**To be done:** Turn every line of the items below into a JSON list of strings, with one string per line and no blank lines. Leave the pictures out of the answer.

[Raw items]
-- Start --

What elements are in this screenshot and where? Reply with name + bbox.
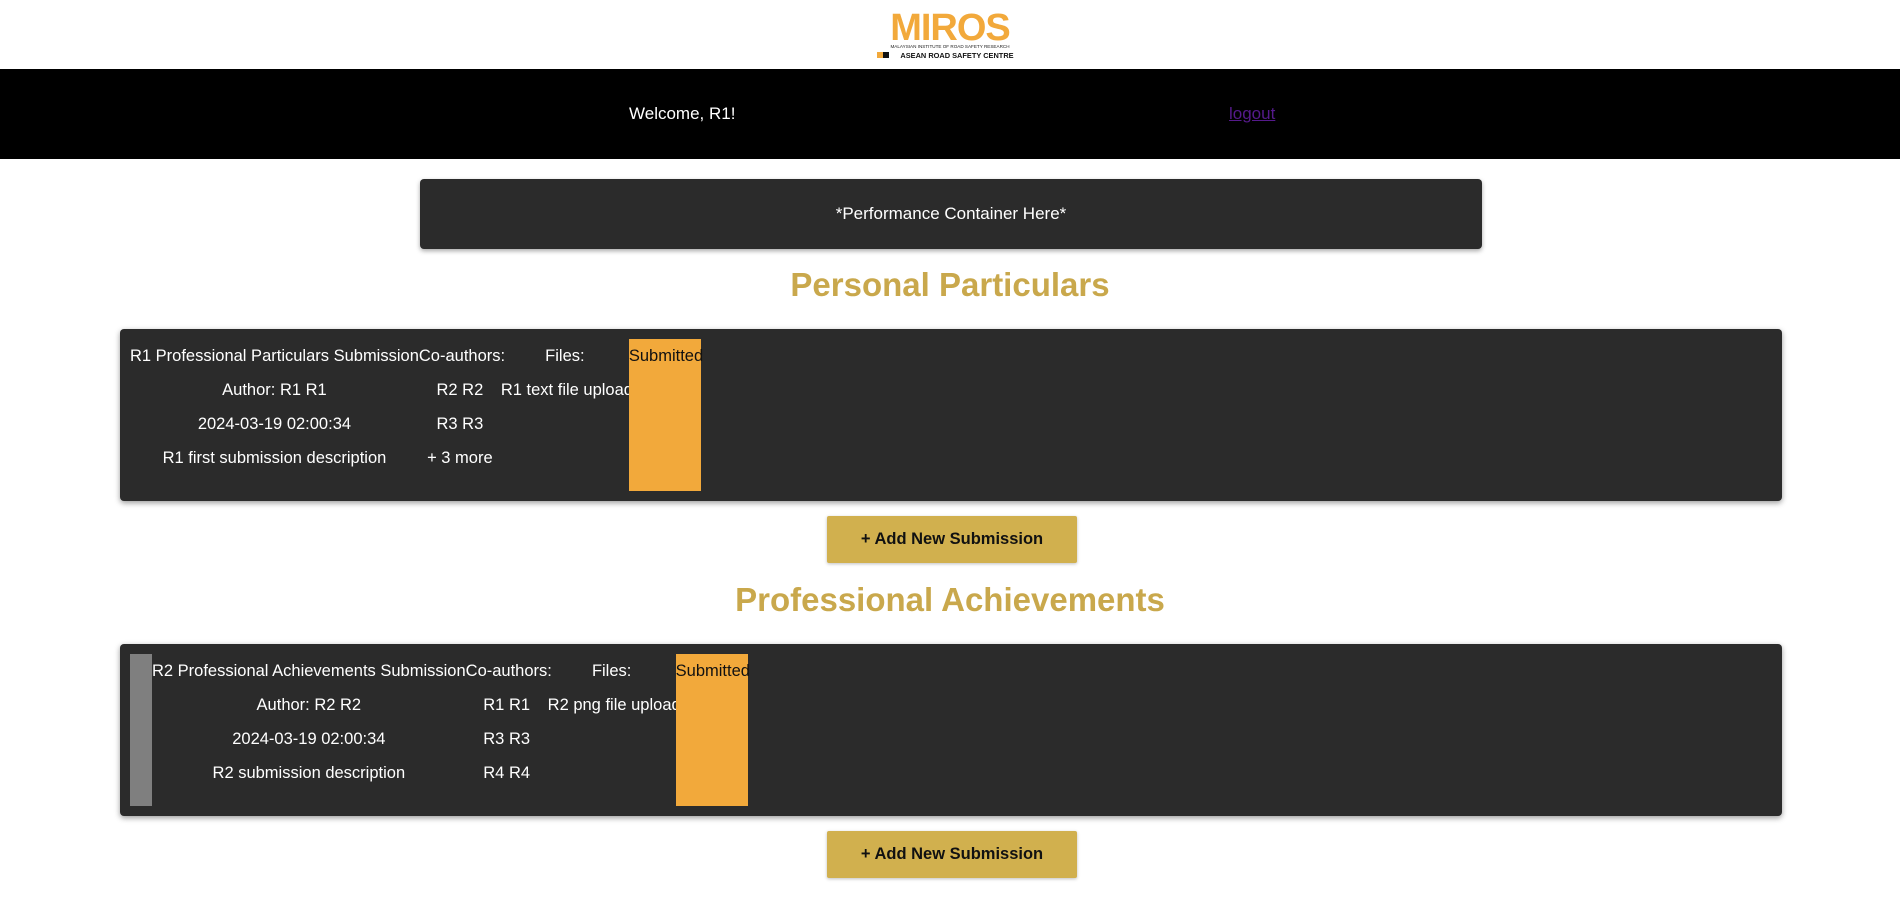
miros-logo: MIROS MALAYSIAN INSTITUTE OF ROAD SAFETY… (877, 8, 1014, 60)
submission-card[interactable]: R2 Professional Achievements Submission … (120, 644, 1782, 816)
status-label: Submitted (675, 662, 750, 680)
top-navbar: Welcome, R1! logout (0, 69, 1900, 159)
coauthor-item: R2 R2 (436, 381, 484, 399)
coauthors-label: Co-authors: (465, 662, 552, 680)
logo-square-black (883, 52, 889, 58)
logout-link[interactable]: logout (1229, 104, 1275, 124)
logo-line2: ASEAN ROAD SAFETY CENTRE (900, 51, 1013, 60)
welcome-text: Welcome, R1! (629, 104, 736, 123)
coauthors-label: Co-authors: (418, 347, 506, 365)
add-new-submission-button[interactable]: + Add New Submission (827, 516, 1077, 563)
performance-placeholder: *Performance Container Here* (835, 204, 1067, 223)
section-title-professional-achievements: Professional Achievements (735, 581, 1165, 618)
submission-date: 2024-03-19 02:00:34 (197, 415, 352, 433)
coauthors-column: Co-authors: R2 R2 R3 R3 + 3 more (418, 339, 506, 491)
files-label: Files: (591, 662, 632, 680)
logo-line1: MALAYSIAN INSTITUTE OF ROAD SAFETY RESEA… (890, 44, 1009, 49)
coauthor-item: R4 R4 (483, 764, 531, 782)
submission-card[interactable]: R1 Professional Particulars Submission A… (120, 329, 1782, 501)
files-column: Files: R2 png file upload (548, 654, 681, 806)
coauthors-column: Co-authors: R1 R1 R3 R3 R4 R4 (465, 654, 552, 806)
logo-bar: MIROS MALAYSIAN INSTITUTE OF ROAD SAFETY… (0, 0, 1900, 69)
submission-title: R1 Professional Particulars Submission (130, 347, 419, 365)
file-link[interactable]: R2 png file upload (548, 688, 681, 722)
section-title-personal-particulars: Personal Particulars (790, 266, 1110, 303)
submission-description: R2 submission description (212, 764, 406, 782)
selection-stripe (130, 654, 152, 806)
submission-date: 2024-03-19 02:00:34 (232, 730, 386, 748)
coauthor-item: R3 R3 (436, 415, 484, 433)
status-badge: Submitted (628, 339, 704, 491)
performance-container: *Performance Container Here* (420, 179, 1482, 249)
submission-info-column: R2 Professional Achievements Submission … (152, 654, 466, 806)
files-column: Files: R1 text file upload (501, 339, 633, 491)
status-badge: Submitted (675, 654, 750, 806)
submission-description: R1 first submission description (162, 449, 387, 467)
coauthors-more[interactable]: + 3 more (419, 441, 501, 475)
logo-brand: MIROS (890, 8, 1010, 49)
file-link[interactable]: R1 text file upload (501, 373, 633, 407)
status-label: Submitted (628, 347, 704, 365)
submission-author: Author: R1 R1 (222, 381, 327, 399)
submission-info-column: R1 Professional Particulars Submission A… (130, 339, 419, 491)
logo-square-yellow (877, 52, 883, 58)
submission-author: Author: R2 R2 (256, 696, 362, 714)
add-new-submission-button[interactable]: + Add New Submission (827, 831, 1077, 878)
coauthor-item: R1 R1 (483, 696, 531, 714)
submission-title: R2 Professional Achievements Submission (152, 662, 466, 680)
coauthor-item: R3 R3 (483, 730, 531, 748)
files-label: Files: (545, 347, 585, 365)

-- End --

**Response to this exercise:**
[
  "What elements are in this screenshot and where? Reply with name + bbox.",
  "miros-logo: MIROS MALAYSIAN INSTITUTE OF ROAD SAFETY… (877, 8, 1014, 60)",
  "submission-card[interactable]: R2 Professional Achievements Submission … (120, 644, 1782, 816)",
  "status-label: Submitted (675, 662, 750, 680)",
  "top-navbar: Welcome, R1! logout (0, 69, 1900, 159)",
  "coauthor-item: R2 R2 (436, 381, 484, 399)",
  "coauthors-label: Co-authors: (465, 662, 552, 680)",
  "logo-square-black (883, 52, 889, 58)",
  "logout-link[interactable]: logout (1229, 104, 1275, 124)",
  "logo-line2: ASEAN ROAD SAFETY CENTRE (900, 51, 1013, 60)",
  "welcome-text: Welcome, R1! (629, 104, 736, 123)",
  "coauthors-label: Co-authors: (418, 347, 506, 365)",
  "add-new-submission-button[interactable]: + Add New Submission (827, 516, 1077, 563)",
  "performance-placeholder: *Performance Container Here* (835, 204, 1067, 223)",
  "section-title-professional-achievements: Professional Achievements (735, 581, 1165, 618)",
  "submission-date: 2024-03-19 02:00:34 (197, 415, 352, 433)",
  "coauthors-column: Co-authors: R2 R2 R3 R3 + 3 more (418, 339, 506, 491)",
  "files-label: Files: (591, 662, 632, 680)",
  "logo-line1: MALAYSIAN INSTITUTE OF ROAD SAFETY RESEA… (890, 44, 1009, 49)",
  "coauthor-item: R4 R4 (483, 764, 531, 782)",
  "submission-card[interactable]: R1 Professional Particulars Submission A… (120, 329, 1782, 501)",
  "files-column: Files: R2 png file upload (548, 654, 681, 806)",
  "coauthors-column: Co-authors: R1 R1 R3 R3 R4 R4 (465, 654, 552, 806)",
  "logo-bar: MIROS MALAYSIAN INSTITUTE OF ROAD SAFETY… (0, 0, 1900, 69)",
  "submission-title: R1 Professional Particulars Submission (130, 347, 419, 365)",
  "file-link[interactable]: R2 png file upload (548, 688, 681, 722)",
  "section-title-personal-particulars: Personal Particulars (790, 266, 1110, 303)",
  "submission-description: R2 submission description (212, 764, 406, 782)",
  "selection-stripe (130, 654, 152, 806)",
  "submission-date: 2024-03-19 02:00:34 (232, 730, 386, 748)",
  "coauthor-item: R3 R3 (436, 415, 484, 433)",
  "status-badge: Submitted (628, 339, 704, 491)",
  "performance-container: *Performance Container Here* (420, 179, 1482, 249)",
  "submission-info-column: R2 Professional Achievements Submission … (152, 654, 466, 806)",
  "files-column: Files: R1 text file upload (501, 339, 633, 491)",
  "status-badge: Submitted (675, 654, 750, 806)",
  "submission-description: R1 first submission description (162, 449, 387, 467)",
  "coauthors-more[interactable]: + 3 more (419, 441, 501, 475)",
  "logo-brand: MIROS (890, 8, 1010, 49)",
  "file-link[interactable]: R1 text file upload (501, 373, 633, 407)",
  "status-label: Submitted (628, 347, 704, 365)",
  "submission-author: Author: R1 R1 (222, 381, 327, 399)",
  "submission-info-column: R1 Professional Particulars Submission A… (130, 339, 419, 491)",
  "logo-square-yellow (877, 52, 883, 58)",
  "submission-author: Author: R2 R2 (256, 696, 362, 714)",
  "add-new-submission-button[interactable]: + Add New Submission (827, 831, 1077, 878)",
  "coauthor-item: R1 R1 (483, 696, 531, 714)",
  "submission-title: R2 Professional Achievements Submission (152, 662, 466, 680)",
  "coauthor-item: R3 R3 (483, 730, 531, 748)",
  "files-label: Files: (545, 347, 585, 365)"
]